== Extracted entries ==

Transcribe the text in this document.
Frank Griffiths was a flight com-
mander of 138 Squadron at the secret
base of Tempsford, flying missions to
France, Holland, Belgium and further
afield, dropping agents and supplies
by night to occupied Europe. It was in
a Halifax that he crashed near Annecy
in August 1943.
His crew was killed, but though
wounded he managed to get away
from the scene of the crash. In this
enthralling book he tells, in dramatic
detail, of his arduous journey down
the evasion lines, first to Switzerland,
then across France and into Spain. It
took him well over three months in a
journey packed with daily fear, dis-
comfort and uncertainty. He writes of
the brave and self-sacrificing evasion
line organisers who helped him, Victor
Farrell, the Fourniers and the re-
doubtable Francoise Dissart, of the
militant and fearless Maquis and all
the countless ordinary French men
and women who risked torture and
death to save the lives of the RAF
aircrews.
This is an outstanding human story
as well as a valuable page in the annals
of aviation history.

--

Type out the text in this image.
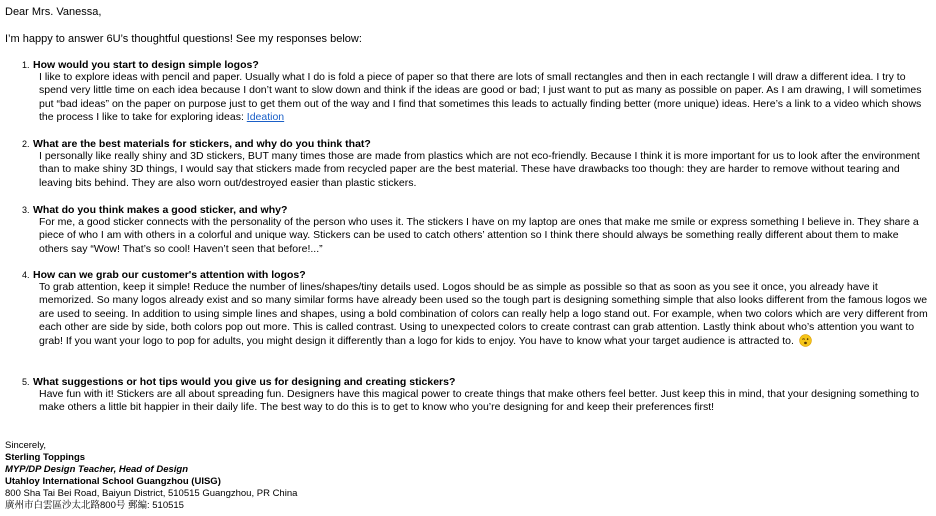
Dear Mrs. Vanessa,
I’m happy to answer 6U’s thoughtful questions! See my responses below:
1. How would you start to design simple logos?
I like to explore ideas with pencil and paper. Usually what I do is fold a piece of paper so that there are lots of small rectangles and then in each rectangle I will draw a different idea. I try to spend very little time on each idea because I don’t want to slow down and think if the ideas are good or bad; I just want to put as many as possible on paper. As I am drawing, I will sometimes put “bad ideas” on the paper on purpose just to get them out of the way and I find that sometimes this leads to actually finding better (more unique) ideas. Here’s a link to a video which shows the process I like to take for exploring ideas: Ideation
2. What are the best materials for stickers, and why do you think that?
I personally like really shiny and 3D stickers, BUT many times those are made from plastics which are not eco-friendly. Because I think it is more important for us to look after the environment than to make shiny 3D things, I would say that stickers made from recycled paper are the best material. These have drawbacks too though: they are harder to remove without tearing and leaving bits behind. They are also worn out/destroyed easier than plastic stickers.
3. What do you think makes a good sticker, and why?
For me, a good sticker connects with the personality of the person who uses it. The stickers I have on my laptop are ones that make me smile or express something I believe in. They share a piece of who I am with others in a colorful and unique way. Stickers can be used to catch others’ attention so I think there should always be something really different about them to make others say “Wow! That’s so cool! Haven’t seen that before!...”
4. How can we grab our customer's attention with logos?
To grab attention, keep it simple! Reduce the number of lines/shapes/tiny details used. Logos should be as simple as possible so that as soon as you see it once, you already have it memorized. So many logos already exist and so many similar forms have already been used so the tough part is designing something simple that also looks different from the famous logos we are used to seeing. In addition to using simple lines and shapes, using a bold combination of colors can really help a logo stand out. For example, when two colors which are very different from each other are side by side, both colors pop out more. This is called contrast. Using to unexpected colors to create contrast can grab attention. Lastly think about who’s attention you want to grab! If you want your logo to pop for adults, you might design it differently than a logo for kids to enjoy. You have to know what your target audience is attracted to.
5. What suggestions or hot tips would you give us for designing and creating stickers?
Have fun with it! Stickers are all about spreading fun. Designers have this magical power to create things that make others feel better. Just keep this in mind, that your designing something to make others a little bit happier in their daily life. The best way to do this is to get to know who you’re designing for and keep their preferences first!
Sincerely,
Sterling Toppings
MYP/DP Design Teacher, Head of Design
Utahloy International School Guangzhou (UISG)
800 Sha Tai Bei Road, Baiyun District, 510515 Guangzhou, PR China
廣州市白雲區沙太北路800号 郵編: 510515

== Challenge ==
Find every line of the data that holds the string "lines", then say how many there are and nothing else.

== Complete response ==
2